## STATED GOAL
Report how many lines of the listing below include the word "kolekcjonerstwa". Give nothing but the number.

[Start MATERIAL FOR THE TASK]

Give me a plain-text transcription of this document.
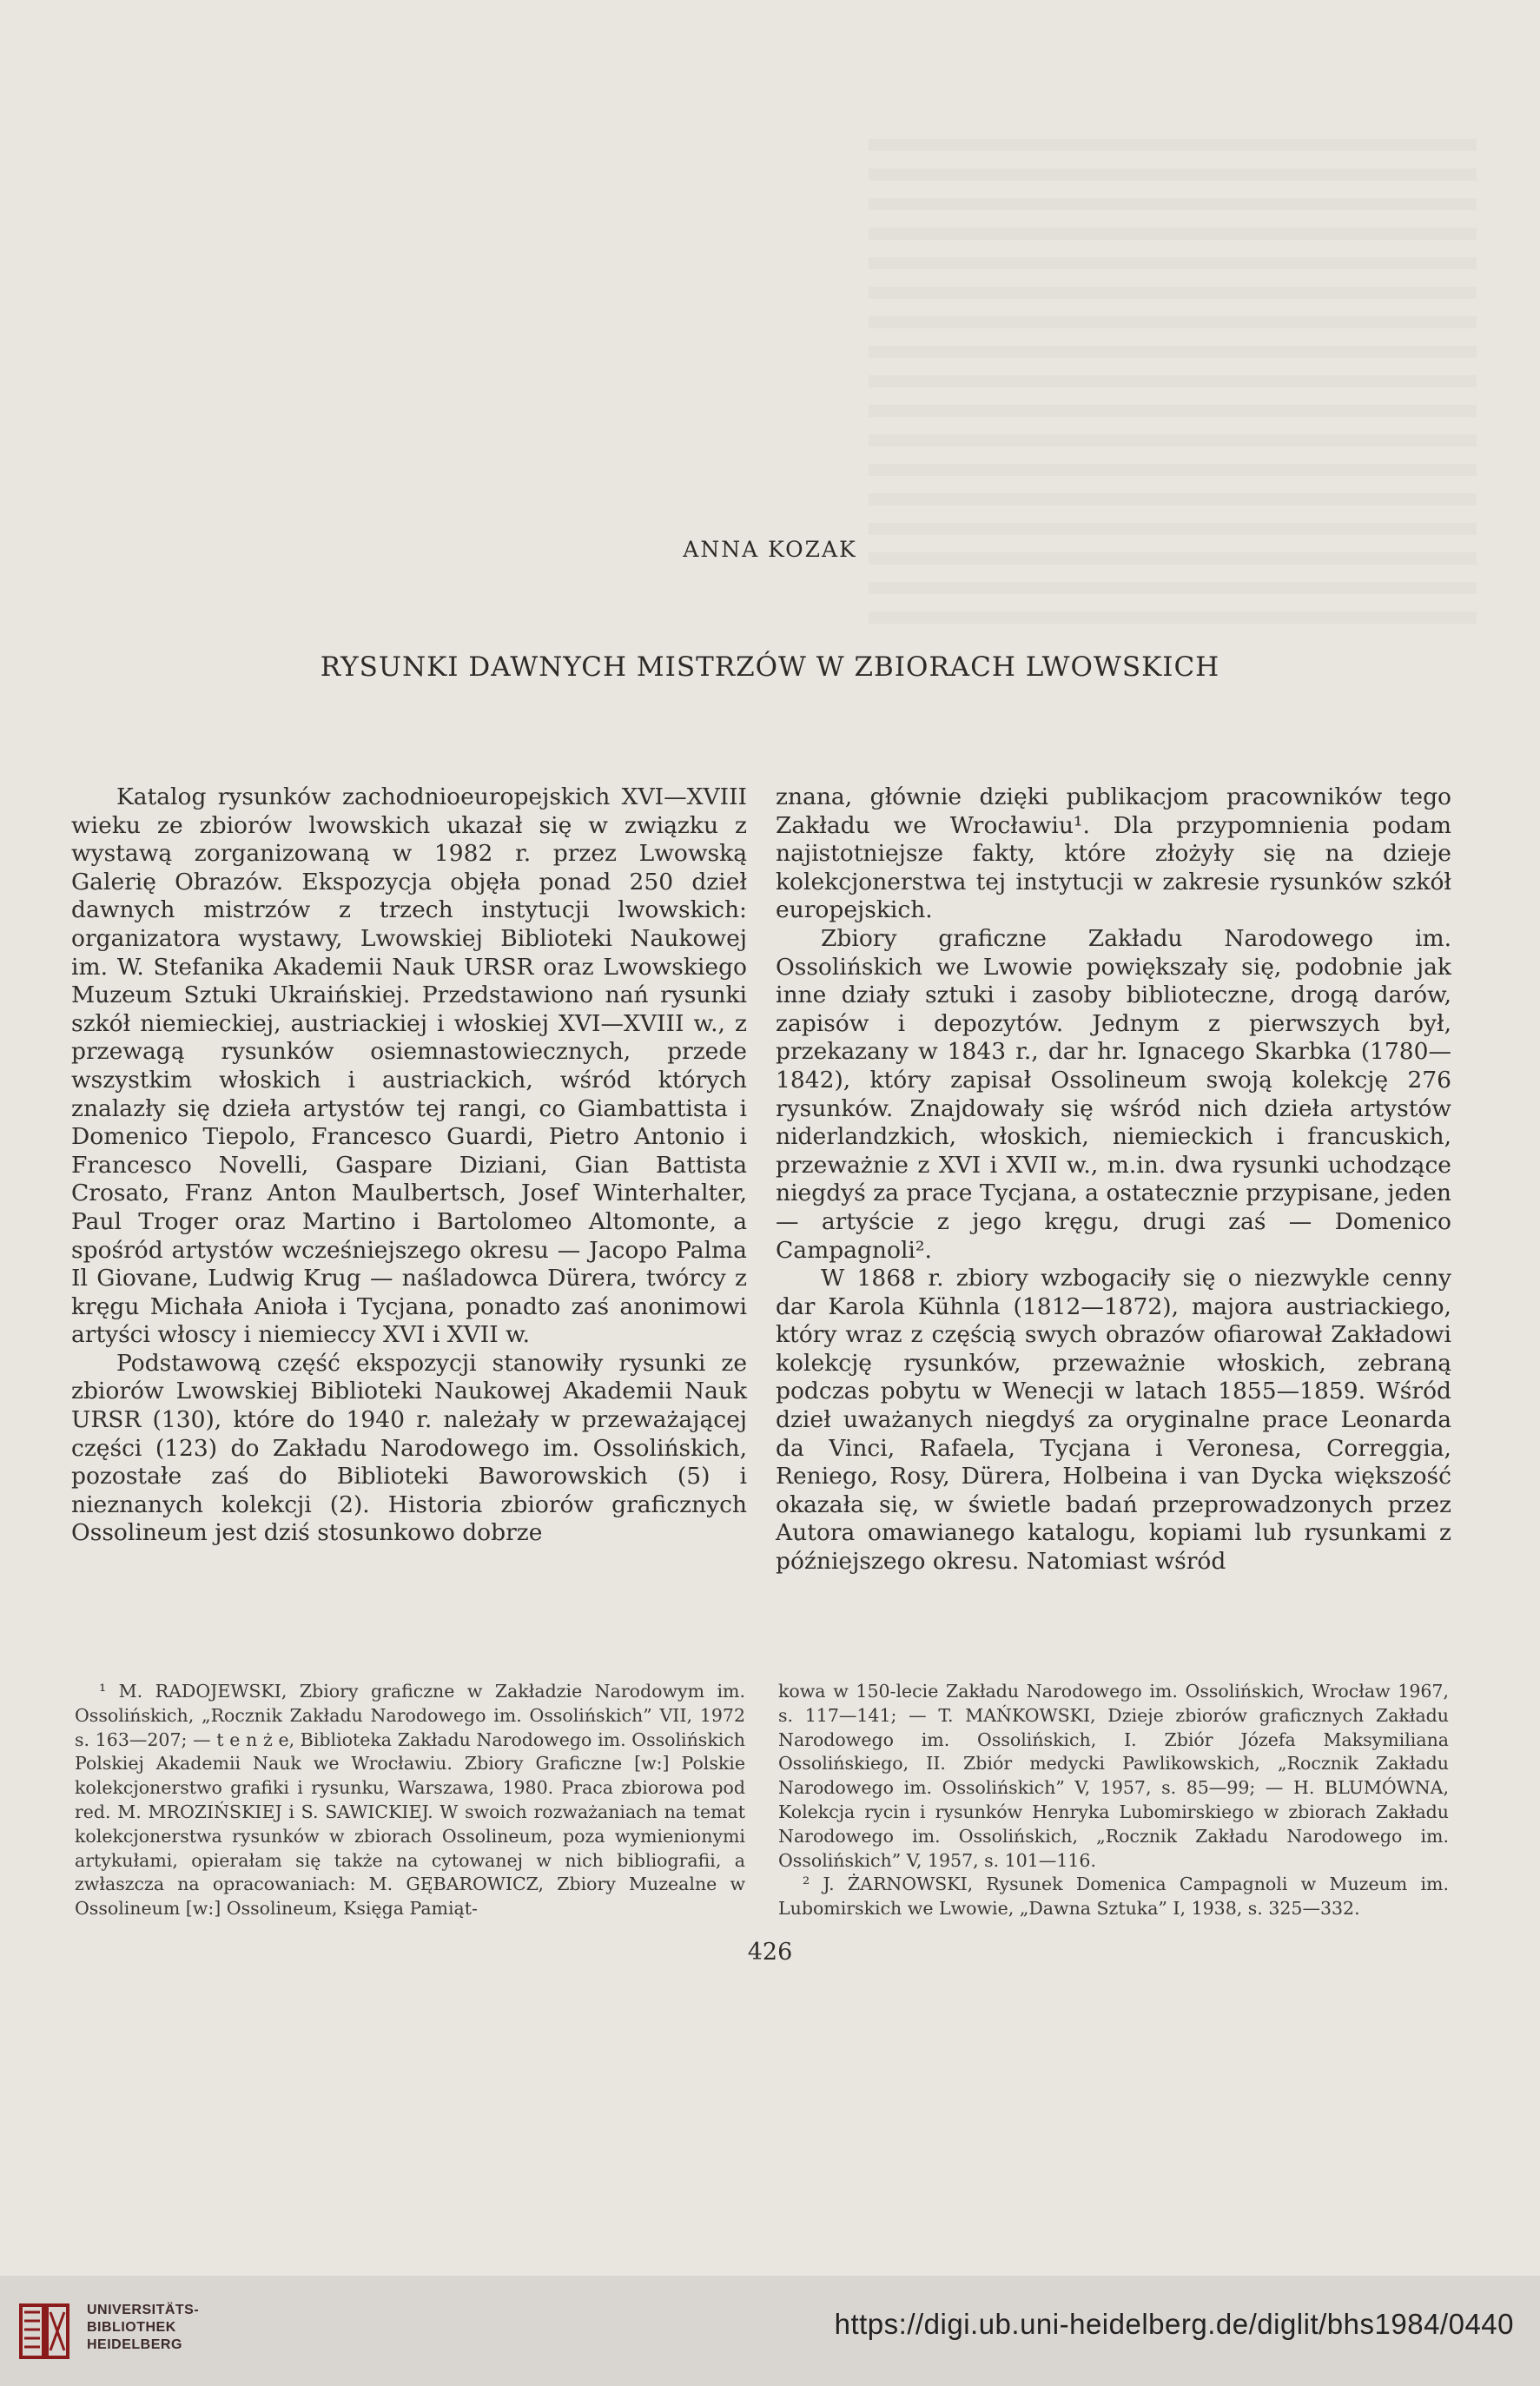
ANNA KOZAK
RYSUNKI DAWNYCH MISTRZÓW W ZBIORACH LWOWSKICH

Katalog rysunków zachodnioeuropejskich XVI—XVIII wieku ze zbiorów lwowskich ukazał się w związku z wystawą zorganizowaną w 1982 r. przez Lwowską Galerię Obrazów. Ekspozycja objęła ponad 250 dzieł dawnych mistrzów z trzech instytucji lwowskich: organizatora wystawy, Lwowskiej Biblioteki Naukowej im. W. Stefanika Akademii Nauk URSR oraz Lwowskiego Muzeum Sztuki Ukraińskiej. Przedstawiono nań rysunki szkół niemieckiej, austriackiej i włoskiej XVI—XVIII w., z przewagą rysunków osiemnastowiecznych, przede wszystkim włoskich i austriackich, wśród których znalazły się dzieła artystów tej rangi, co Giambattista i Domenico Tiepolo, Francesco Guardi, Pietro Antonio i Francesco Novelli, Gaspare Diziani, Gian Battista Crosato, Franz Anton Maulbertsch, Josef Winterhalter, Paul Troger oraz Martino i Bartolomeo Altomonte, a spośród artystów wcześniejszego okresu — Jacopo Palma Il Giovane, Ludwig Krug — naśladowca Dürera, twórcy z kręgu Michała Anioła i Tycjana, ponadto zaś anonimowi artyści włoscy i niemieccy XVI i XVII w.

Podstawową część ekspozycji stanowiły rysunki ze zbiorów Lwowskiej Biblioteki Naukowej Akademii Nauk URSR (130), które do 1940 r. należały w przeważającej części (123) do Zakładu Narodowego im. Ossolińskich, pozostałe zaś do Biblioteki Baworowskich (5) i nieznanych kolekcji (2). Historia zbiorów graficznych Ossolineum jest dziś stosunkowo dobrze

znana, głównie dzięki publikacjom pracowników tego Zakładu we Wrocławiu¹. Dla przypomnienia podam najistotniejsze fakty, które złożyły się na dzieje kolekcjonerstwa tej instytucji w zakresie rysunków szkół europejskich.

Zbiory graficzne Zakładu Narodowego im. Ossolińskich we Lwowie powiększały się, podobnie jak inne działy sztuki i zasoby biblioteczne, drogą darów, zapisów i depozytów. Jednym z pierwszych był, przekazany w 1843 r., dar hr. Ignacego Skarbka (1780—1842), który zapisał Ossolineum swoją kolekcję 276 rysunków. Znajdowały się wśród nich dzieła artystów niderlandzkich, włoskich, niemieckich i francuskich, przeważnie z XVI i XVII w., m.in. dwa rysunki uchodzące niegdyś za prace Tycjana, a ostatecznie przypisane, jeden — artyście z jego kręgu, drugi zaś — Domenico Campagnoli².

W 1868 r. zbiory wzbogaciły się o niezwykle cenny dar Karola Kühnla (1812—1872), majora austriackiego, który wraz z częścią swych obrazów ofiarował Zakładowi kolekcję rysunków, przeważnie włoskich, zebraną podczas pobytu w Wenecji w latach 1855—1859. Wśród dzieł uważanych niegdyś za oryginalne prace Leonarda da Vinci, Rafaela, Tycjana i Veronesa, Correggia, Reniego, Rosy, Dürera, Holbeina i van Dycka większość okazała się, w świetle badań przeprowadzonych przez Autora omawianego katalogu, kopiami lub rysunkami z późniejszego okresu. Natomiast wśród

¹ M. RADOJEWSKI, Zbiory graficzne w Zakładzie Narodowym im. Ossolińskich, „Rocznik Zakładu Narodowego im. Ossolińskich” VII, 1972 s. 163—207; — t e n ż e, Biblioteka Zakładu Narodowego im. Ossolińskich Polskiej Akademii Nauk we Wrocławiu. Zbiory Graficzne [w:] Polskie kolekcjonerstwo grafiki i rysunku, Warszawa, 1980. Praca zbiorowa pod red. M. MROZIŃSKIEJ i S. SAWICKIEJ. W swoich rozważaniach na temat kolekcjonerstwa rysunków w zbiorach Ossolineum, poza wymienionymi artykułami, opierałam się także na cytowanej w nich bibliografii, a zwłaszcza na opracowaniach: M. GĘBAROWICZ, Zbiory Muzealne w Ossolineum [w:] Ossolineum, Księga Pamiąt-

kowa w 150-lecie Zakładu Narodowego im. Ossolińskich, Wrocław 1967, s. 117—141; — T. MAŃKOWSKI, Dzieje zbiorów graficznych Zakładu Narodowego im. Ossolińskich, I. Zbiór Józefa Maksymiliana Ossolińskiego, II. Zbiór medycki Pawlikowskich, „Rocznik Zakładu Narodowego im. Ossolińskich” V, 1957, s. 85—99; — H. BLUMÓWNA, Kolekcja rycin i rysunków Henryka Lubomirskiego w zbiorach Zakładu Narodowego im. Ossolińskich, „Rocznik Zakładu Narodowego im. Ossolińskich” V, 1957, s. 101—116.

² J. ŻARNOWSKI, Rysunek Domenica Campagnoli w Muzeum im. Lubomirskich we Lwowie, „Dawna Sztuka” I, 1938, s. 325—332.

426
UNIVERSITÄTS-
BIBLIOTHEK
HEIDELBERG
https://digi.ub.uni-heidelberg.de/diglit/bhs1984/0440
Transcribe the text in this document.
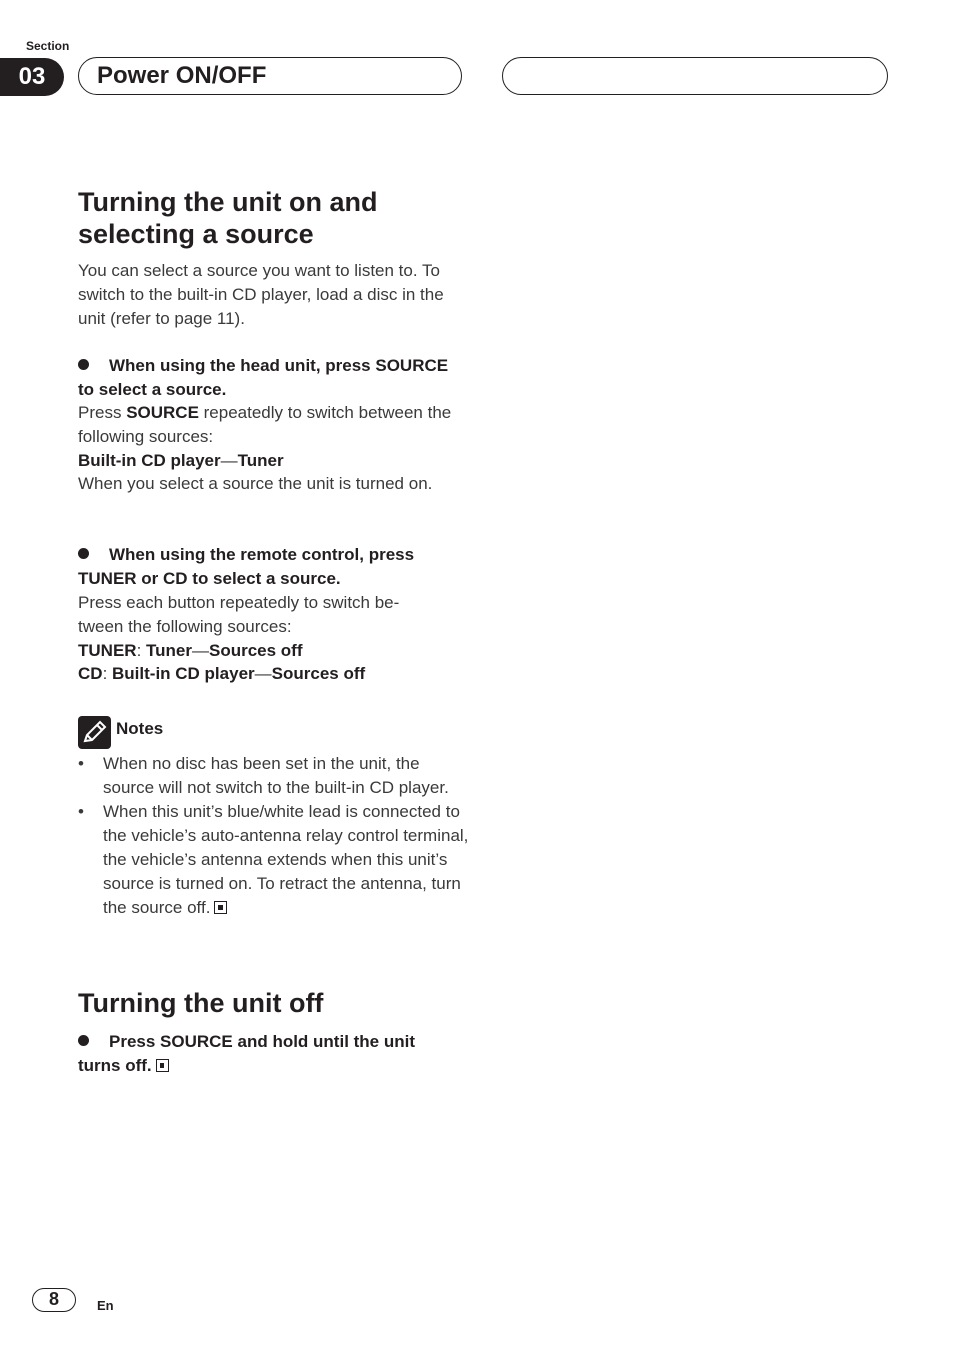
Section
03	Power ON/OFF
Turning the unit on and
selecting a source

You can select a source you want to listen to. To switch to the built-in CD player, load a disc in the unit (refer to page 11).

When using the head unit, press SOURCE to select a source.

Press SOURCE repeatedly to switch between the following sources:

Built-in CD player—Tuner

When you select a source the unit is turned on.

When using the remote control, press TUNER or CD to select a source.

Press each button repeatedly to switch be-tween the following sources:

TUNER: Tuner—Sources off

CD: Built-in CD player—Sources off

Notes
• When no disc has been set in the unit, the source will not switch to the built-in CD player.
• When this unit’s blue/white lead is connected to the vehicle’s auto-antenna relay control terminal, the vehicle’s antenna extends when this unit’s source is turned on. To retract the antenna, turn the source off.
Turning the unit off

Press SOURCE and hold until the unit turns off.

8	En
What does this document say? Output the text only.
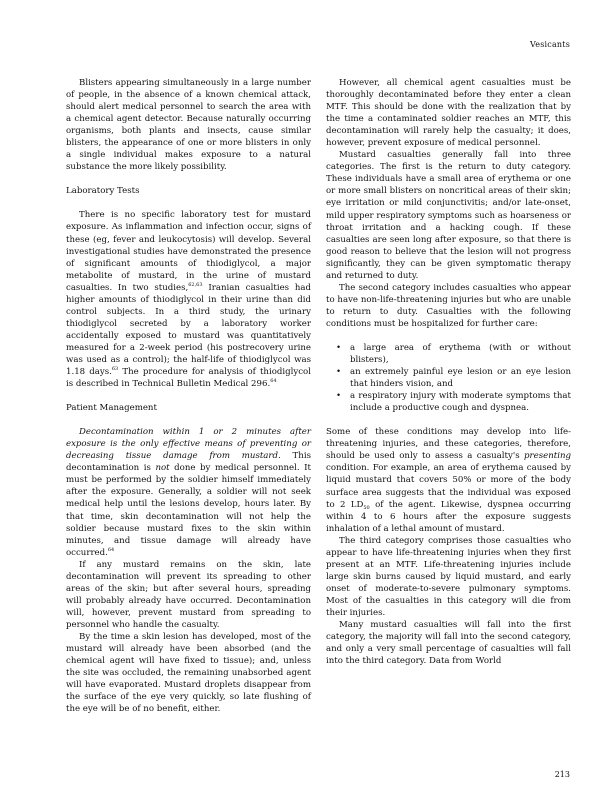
Vesicants

Blisters appearing simultaneously in a large number of people, in the absence of a known chemical attack, should alert medical personnel to search the area with a chemical agent detector. Because naturally occurring organisms, both plants and insects, cause similar blisters, the appearance of one or more blisters in only a single individual makes exposure to a natural substance the more likely possibility.

Laboratory Tests

There is no specific laboratory test for mustard exposure. As inflammation and infection occur, signs of these (eg, fever and leukocytosis) will develop. Several investigational studies have demonstrated the presence of significant amounts of thiodiglycol, a major metabolite of mustard, in the urine of mustard casualties. In two studies,$^{62,63}$ Iranian casualties had higher amounts of thiodiglycol in their urine than did control subjects. In a third study, the urinary thiodiglycol secreted by a laboratory worker accidentally exposed to mustard was quantitatively measured for a 2-week period (his postrecovery urine was used as a control); the half-life of thiodiglycol was 1.18 days.$^{63}$ The procedure for analysis of thiodiglycol is described in Technical Bulletin Medical 296.64

Patient Management

Decontamination within 1 or 2 minutes after exposure is the only effective means of preventing or decreasing tissue damage from mustard. This decontamination is not done by medical personnel. It must be performed by the soldier himself immediately after the exposure. Generally, a soldier will not seek medical help until the lesions develop, hours later. By that time, skin decontamination will not help the soldier because mustard fixes to the skin within minutes, and tissue damage will already have occurred.$^{64}$

If any mustard remains on the skin, late decontamination will prevent its spreading to other areas of the skin; but after several hours, spreading will probably already have occurred. Decontamination will, however, prevent mustard from spreading to personnel who handle the casualty.

By the time a skin lesion has developed, most of the mustard will already have been absorbed (and the chemical agent will have fixed to tissue); and, unless the site was occluded, the remaining unabsorbed agent will have evaporated. Mustard droplets disappear from the surface of the eye very quickly, so late flushing of the eye will be of no benefit, either.

However, all chemical agent casualties must be thoroughly decontaminated before they enter a clean MTF. This should be done with the realization that by the time a contaminated soldier reaches an MTF, this decontamination will rarely help the casualty; it does, however, prevent exposure of medical personnel.

Mustard casualties generally fall into three categories. The first is the return to duty category. These individuals have a small area of erythema or one or more small blisters on noncritical areas of their skin; eye irritation or mild conjunctivitis; and/or late-onset, mild upper respiratory symptoms such as hoarseness or throat irritation and a hacking cough. If these casualties are seen long after exposure, so that there is good reason to believe that the lesion will not progress significantly, they can be given symptomatic therapy and returned to duty.

The second category includes casualties who appear to have non-life-threatening injuries but who are unable to return to duty. Casualties with the following conditions must be hospitalized for further care:

• a large area of erythema (with or without blisters),
• an extremely painful eye lesion or an eye lesion that hinders vision, and
• a respiratory injury with moderate symptoms that include a productive cough and dyspnea.

Some of these conditions may develop into life-threatening injuries, and these categories, therefore, should be used only to assess a casualty's presenting condition. For example, an area of erythema caused by liquid mustard that covers 50% or more of the body surface area suggests that the individual was exposed to 2 $LD_{50}$ of the agent. Likewise, dyspnea occurring within 4 to 6 hours after the exposure suggests inhalation of a lethal amount of mustard.

The third category comprises those casualties who appear to have life-threatening injuries when they first present at an MTF. Life-threatening injuries include large skin burns caused by liquid mustard, and early onset of moderate-to-severe pulmonary symptoms. Most of the casualties in this category will die from their injuries.

Many mustard casualties will fall into the first category, the majority will fall into the second category, and only a very small percentage of casualties will fall into the third category. Data from World

213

[End MATERIAL FOR THE TASK]

## RIGHT ANSWER
2